■ **EXERCISE**: Retype the whole listing below, character for character.

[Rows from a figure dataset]
########################################

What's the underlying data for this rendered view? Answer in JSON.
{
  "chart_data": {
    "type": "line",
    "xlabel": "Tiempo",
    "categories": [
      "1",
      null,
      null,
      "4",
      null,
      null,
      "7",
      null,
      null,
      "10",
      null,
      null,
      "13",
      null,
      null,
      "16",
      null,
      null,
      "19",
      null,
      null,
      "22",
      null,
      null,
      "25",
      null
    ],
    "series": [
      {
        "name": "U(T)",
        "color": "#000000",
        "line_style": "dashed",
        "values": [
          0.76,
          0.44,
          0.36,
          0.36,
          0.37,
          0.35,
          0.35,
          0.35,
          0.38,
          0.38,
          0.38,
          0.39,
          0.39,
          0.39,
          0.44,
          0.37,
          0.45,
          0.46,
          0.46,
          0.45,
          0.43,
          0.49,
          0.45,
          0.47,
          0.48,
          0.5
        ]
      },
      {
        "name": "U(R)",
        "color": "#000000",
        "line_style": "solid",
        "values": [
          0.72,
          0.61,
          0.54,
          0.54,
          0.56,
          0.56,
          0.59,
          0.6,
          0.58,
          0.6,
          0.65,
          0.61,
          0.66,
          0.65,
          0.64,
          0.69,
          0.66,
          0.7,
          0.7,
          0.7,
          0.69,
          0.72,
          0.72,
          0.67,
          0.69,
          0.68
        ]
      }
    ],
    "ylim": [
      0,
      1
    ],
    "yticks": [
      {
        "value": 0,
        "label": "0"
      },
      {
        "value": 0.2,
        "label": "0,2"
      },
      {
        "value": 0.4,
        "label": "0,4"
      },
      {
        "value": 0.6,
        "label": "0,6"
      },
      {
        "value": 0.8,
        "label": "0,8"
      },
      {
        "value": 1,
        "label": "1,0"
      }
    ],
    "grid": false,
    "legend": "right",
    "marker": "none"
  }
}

########################################

■ **SOLUTION TO THIS TASK**:
What's the underlying data for this rendered view? Answer in JSON.
{
  "chart_data": {
    "type": "line",
    "xlabel": "Tiempo",
    "categories": [
      "1",
      null,
      null,
      "4",
      null,
      null,
      "7",
      null,
      null,
      "10",
      null,
      null,
      "13",
      null,
      null,
      "16",
      null,
      null,
      "19",
      null,
      null,
      "22",
      null,
      null,
      "25",
      null
    ],
    "series": [
      {
        "name": "U(T)",
        "color": "#000000",
        "line_style": "dashed",
        "values": [
          0.76,
          0.44,
          0.36,
          0.36,
          0.37,
          0.35,
          0.35,
          0.35,
          0.38,
          0.38,
          0.38,
          0.39,
          0.39,
          0.39,
          0.44,
          0.37,
          0.45,
          0.46,
          0.46,
          0.45,
          0.43,
          0.49,
          0.45,
          0.47,
          0.48,
          0.5
        ]
      },
      {
        "name": "U(R)",
        "color": "#000000",
        "line_style": "solid",
        "values": [
          0.72,
          0.61,
          0.54,
          0.54,
          0.56,
          0.56,
          0.59,
          0.6,
          0.58,
          0.6,
          0.65,
          0.61,
          0.66,
          0.65,
          0.64,
          0.69,
          0.66,
          0.7,
          0.7,
          0.7,
          0.69,
          0.72,
          0.72,
          0.67,
          0.69,
          0.68
        ]
      }
    ],
    "ylim": [
      0,
      1
    ],
    "yticks": [
      {
        "value": 0,
        "label": "0"
      },
      {
        "value": 0.2,
        "label": "0,2"
      },
      {
        "value": 0.4,
        "label": "0,4"
      },
      {
        "value": 0.6,
        "label": "0,6"
      },
      {
        "value": 0.8,
        "label": "0,8"
      },
      {
        "value": 1,
        "label": "1,0"
      }
    ],
    "grid": false,
    "legend": "right",
    "marker": "none"
  }
}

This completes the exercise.